(Dataset excerpt)
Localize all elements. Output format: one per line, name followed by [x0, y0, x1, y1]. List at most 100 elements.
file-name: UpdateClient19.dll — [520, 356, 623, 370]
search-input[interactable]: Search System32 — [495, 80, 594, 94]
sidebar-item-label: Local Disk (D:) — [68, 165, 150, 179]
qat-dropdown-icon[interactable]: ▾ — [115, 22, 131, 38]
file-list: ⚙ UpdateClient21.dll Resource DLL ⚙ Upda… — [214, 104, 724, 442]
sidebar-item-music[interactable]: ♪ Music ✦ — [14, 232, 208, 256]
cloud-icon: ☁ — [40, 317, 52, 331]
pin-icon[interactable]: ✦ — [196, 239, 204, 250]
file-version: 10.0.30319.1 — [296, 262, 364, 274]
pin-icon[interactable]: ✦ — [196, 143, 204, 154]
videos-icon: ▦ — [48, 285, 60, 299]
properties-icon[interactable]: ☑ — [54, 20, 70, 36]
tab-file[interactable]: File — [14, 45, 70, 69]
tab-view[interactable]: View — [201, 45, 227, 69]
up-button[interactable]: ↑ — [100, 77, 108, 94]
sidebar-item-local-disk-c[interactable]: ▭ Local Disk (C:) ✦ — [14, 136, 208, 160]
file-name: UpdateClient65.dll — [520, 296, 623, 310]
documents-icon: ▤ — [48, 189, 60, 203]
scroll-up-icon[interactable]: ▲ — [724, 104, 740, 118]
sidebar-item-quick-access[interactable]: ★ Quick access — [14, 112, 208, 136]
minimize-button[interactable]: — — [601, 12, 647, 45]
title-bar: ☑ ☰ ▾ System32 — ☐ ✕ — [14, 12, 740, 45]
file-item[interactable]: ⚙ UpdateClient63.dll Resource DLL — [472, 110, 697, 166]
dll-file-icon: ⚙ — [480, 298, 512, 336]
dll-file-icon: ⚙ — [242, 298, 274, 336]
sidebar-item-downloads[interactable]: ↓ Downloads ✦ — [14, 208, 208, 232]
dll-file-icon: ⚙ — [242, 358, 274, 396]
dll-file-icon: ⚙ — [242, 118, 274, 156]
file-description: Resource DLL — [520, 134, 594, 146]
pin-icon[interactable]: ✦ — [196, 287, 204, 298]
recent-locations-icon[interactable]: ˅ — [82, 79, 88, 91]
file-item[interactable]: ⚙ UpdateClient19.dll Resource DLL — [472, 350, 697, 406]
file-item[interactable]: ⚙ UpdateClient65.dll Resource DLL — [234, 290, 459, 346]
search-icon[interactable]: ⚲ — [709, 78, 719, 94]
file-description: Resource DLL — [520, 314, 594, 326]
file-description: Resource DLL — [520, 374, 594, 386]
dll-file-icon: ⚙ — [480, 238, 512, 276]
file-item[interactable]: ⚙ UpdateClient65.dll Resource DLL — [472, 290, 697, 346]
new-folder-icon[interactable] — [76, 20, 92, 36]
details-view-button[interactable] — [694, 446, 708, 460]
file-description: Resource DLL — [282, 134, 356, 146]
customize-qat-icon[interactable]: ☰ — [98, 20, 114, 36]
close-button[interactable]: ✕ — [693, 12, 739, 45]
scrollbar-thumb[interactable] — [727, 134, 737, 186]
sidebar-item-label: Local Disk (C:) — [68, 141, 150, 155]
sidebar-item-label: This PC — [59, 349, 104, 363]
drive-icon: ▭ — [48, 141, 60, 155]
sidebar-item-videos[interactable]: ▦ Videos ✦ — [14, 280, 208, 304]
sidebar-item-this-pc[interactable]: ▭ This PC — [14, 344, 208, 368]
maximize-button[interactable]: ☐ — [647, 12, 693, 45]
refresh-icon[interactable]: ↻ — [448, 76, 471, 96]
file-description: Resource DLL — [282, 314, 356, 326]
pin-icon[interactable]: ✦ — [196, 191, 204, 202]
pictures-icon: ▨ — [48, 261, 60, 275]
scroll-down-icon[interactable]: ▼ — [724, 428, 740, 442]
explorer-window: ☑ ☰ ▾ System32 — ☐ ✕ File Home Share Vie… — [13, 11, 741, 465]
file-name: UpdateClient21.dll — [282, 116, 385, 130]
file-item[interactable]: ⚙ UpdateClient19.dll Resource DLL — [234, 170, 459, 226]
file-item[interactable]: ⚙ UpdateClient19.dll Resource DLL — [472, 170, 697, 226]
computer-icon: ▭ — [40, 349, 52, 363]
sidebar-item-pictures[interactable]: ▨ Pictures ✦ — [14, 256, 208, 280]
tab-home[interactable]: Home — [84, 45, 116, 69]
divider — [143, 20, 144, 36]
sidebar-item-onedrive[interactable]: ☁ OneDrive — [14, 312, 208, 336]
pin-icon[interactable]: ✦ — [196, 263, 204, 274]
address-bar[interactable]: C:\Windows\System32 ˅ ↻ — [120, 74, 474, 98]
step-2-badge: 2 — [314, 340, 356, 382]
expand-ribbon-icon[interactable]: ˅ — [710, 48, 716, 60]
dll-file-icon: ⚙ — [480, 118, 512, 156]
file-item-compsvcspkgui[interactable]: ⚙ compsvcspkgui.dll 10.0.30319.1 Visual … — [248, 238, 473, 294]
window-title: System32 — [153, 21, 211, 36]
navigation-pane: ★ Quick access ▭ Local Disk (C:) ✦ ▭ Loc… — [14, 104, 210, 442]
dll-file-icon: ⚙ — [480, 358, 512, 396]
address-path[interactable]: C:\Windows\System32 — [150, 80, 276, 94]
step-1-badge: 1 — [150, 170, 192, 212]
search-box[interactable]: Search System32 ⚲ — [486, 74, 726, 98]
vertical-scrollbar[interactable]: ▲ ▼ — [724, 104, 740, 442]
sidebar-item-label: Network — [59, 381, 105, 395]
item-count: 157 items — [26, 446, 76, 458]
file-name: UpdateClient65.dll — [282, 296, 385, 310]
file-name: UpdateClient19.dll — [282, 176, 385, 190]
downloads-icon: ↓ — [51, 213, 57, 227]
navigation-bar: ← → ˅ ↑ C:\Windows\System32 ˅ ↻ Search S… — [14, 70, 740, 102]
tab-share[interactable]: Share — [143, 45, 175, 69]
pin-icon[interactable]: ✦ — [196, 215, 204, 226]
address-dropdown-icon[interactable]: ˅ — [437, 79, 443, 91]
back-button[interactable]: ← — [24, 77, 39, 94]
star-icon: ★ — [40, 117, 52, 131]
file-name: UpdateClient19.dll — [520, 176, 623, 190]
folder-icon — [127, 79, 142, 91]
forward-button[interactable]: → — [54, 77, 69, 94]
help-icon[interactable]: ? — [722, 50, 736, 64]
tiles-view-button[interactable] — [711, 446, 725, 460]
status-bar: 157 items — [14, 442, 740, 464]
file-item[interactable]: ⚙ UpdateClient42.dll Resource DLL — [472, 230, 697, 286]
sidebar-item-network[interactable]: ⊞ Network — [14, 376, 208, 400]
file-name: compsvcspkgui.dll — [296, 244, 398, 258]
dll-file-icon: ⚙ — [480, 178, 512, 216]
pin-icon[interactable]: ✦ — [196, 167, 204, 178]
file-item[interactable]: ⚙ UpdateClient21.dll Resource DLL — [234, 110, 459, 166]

--

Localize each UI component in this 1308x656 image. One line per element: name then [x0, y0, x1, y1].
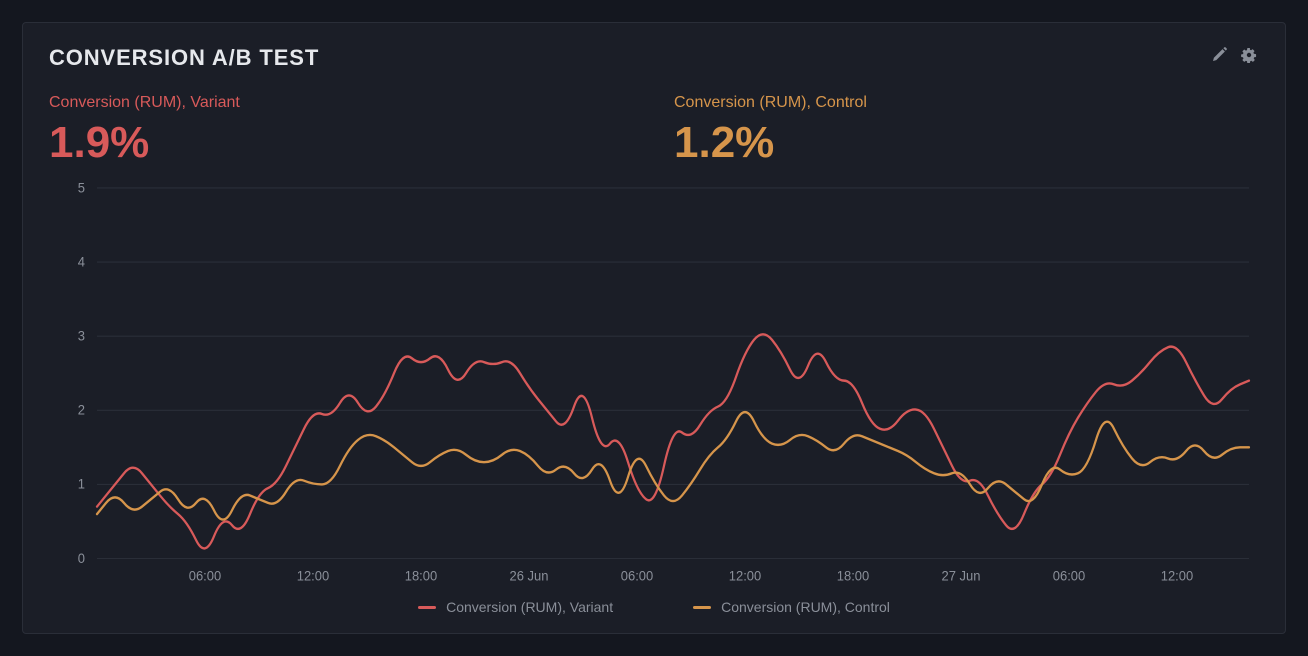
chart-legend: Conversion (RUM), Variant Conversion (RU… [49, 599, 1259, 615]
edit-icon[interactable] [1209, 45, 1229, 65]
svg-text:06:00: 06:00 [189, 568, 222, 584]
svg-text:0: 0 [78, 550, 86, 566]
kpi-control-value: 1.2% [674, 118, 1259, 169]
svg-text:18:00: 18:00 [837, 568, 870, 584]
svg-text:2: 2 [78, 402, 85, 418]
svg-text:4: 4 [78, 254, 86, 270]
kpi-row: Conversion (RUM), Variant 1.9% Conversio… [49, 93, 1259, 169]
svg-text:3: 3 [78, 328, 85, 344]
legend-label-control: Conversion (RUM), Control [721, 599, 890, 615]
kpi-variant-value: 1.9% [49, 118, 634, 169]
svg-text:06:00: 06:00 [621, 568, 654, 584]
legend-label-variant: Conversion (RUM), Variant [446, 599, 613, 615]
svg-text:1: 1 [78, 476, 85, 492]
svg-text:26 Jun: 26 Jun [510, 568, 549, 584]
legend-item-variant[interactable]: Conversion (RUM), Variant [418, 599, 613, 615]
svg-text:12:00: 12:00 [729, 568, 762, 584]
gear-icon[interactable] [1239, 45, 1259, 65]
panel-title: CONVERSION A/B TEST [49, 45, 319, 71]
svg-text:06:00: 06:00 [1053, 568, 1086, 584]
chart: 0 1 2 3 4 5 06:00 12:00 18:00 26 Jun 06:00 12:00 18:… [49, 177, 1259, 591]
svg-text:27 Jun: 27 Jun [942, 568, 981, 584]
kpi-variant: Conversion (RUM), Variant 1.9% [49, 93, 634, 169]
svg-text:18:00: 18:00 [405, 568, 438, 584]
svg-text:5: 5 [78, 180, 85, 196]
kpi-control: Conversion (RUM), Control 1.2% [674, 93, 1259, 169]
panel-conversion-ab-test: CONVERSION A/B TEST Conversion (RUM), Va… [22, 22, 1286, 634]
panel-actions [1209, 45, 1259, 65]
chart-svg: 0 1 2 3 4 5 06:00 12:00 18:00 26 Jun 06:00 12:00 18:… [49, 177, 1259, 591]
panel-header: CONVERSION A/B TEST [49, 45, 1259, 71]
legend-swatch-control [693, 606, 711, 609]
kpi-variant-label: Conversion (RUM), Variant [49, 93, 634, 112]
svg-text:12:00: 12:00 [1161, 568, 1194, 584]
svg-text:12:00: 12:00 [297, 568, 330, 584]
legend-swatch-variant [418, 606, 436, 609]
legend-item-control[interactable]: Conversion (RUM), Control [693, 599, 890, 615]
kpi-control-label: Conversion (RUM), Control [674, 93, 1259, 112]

Aim of the task: Output the items from the line containing "chart-legend: Conversion (RUM), Variant" through the line containing "svg-text:3: 3 [78, 328, 85, 344]", inclusive, as a numbered list with blank lines omitted.

Response to this exercise:
1. chart-legend: Conversion (RUM), Variant Conversion (RU… [49, 599, 1259, 615]
2. edit-icon[interactable] [1209, 45, 1229, 65]
3. svg-text:06:00: 06:00 [189, 568, 222, 584]
4. svg-text:0: 0 [78, 550, 86, 566]
5. kpi-control-value: 1.2% [674, 118, 1259, 169]
6. svg-text:18:00: 18:00 [837, 568, 870, 584]
7. svg-text:2: 2 [78, 402, 85, 418]
8. svg-text:4: 4 [78, 254, 86, 270]
9. kpi-row: Conversion (RUM), Variant 1.9% Conversio… [49, 93, 1259, 169]
10. svg-text:3: 3 [78, 328, 85, 344]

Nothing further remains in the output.